* Begin *
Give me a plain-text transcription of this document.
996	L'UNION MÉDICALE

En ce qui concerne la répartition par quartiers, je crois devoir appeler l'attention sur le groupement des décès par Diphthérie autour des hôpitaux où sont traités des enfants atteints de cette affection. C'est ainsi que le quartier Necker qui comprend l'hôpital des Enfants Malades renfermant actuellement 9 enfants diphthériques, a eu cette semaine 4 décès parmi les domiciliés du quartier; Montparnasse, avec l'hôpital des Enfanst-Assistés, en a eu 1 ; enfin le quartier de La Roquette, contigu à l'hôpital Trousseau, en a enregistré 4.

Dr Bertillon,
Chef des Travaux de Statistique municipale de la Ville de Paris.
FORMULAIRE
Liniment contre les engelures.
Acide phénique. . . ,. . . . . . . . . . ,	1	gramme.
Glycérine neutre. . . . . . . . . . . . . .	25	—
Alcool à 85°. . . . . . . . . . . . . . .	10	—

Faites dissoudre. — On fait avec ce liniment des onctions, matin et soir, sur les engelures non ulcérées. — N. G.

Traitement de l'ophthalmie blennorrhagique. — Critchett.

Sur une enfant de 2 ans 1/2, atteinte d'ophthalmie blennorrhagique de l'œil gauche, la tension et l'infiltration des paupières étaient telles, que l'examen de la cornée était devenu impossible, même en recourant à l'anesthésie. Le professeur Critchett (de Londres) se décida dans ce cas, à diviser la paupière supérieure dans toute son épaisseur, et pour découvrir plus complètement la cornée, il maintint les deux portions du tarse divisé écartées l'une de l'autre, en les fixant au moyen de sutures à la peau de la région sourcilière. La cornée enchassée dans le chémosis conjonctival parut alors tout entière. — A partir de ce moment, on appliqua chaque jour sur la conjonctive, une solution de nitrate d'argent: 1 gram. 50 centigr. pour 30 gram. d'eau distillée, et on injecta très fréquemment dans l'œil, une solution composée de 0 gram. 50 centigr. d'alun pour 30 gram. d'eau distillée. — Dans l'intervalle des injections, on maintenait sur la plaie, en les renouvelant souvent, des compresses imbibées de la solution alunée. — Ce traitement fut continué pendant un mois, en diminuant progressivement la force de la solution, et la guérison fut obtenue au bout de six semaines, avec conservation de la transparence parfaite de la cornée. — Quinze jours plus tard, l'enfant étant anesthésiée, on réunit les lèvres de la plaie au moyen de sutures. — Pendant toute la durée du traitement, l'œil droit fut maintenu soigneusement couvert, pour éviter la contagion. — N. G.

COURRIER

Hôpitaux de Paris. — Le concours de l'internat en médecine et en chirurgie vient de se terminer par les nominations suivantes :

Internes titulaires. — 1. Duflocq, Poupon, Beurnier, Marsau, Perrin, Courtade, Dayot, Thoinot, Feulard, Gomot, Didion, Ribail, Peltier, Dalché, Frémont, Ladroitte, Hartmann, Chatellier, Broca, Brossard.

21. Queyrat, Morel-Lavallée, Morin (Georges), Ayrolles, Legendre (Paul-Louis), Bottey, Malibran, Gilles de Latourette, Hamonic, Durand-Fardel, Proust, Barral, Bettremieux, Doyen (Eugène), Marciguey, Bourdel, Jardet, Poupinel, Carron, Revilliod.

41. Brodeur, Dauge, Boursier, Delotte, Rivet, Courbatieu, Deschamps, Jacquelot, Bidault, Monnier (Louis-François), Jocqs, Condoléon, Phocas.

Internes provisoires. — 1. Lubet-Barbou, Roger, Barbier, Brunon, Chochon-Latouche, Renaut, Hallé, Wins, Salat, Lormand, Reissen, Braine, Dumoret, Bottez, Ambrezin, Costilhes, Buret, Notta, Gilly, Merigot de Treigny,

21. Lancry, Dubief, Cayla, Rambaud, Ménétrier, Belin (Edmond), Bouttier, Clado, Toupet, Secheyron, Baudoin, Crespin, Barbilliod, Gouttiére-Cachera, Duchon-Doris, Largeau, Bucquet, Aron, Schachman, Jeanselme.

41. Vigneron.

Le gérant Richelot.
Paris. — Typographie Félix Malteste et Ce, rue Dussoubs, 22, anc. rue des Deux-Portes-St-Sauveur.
* End *
REQUIRED WORK:
Copy out each line of the entries that holds "engelures".

COMPLETE OUTPUT:
Liniment contre les engelures.
Faites dissoudre. — On fait avec ce liniment des onctions, matin et soir, sur les engelures non ulcérées. — N. G.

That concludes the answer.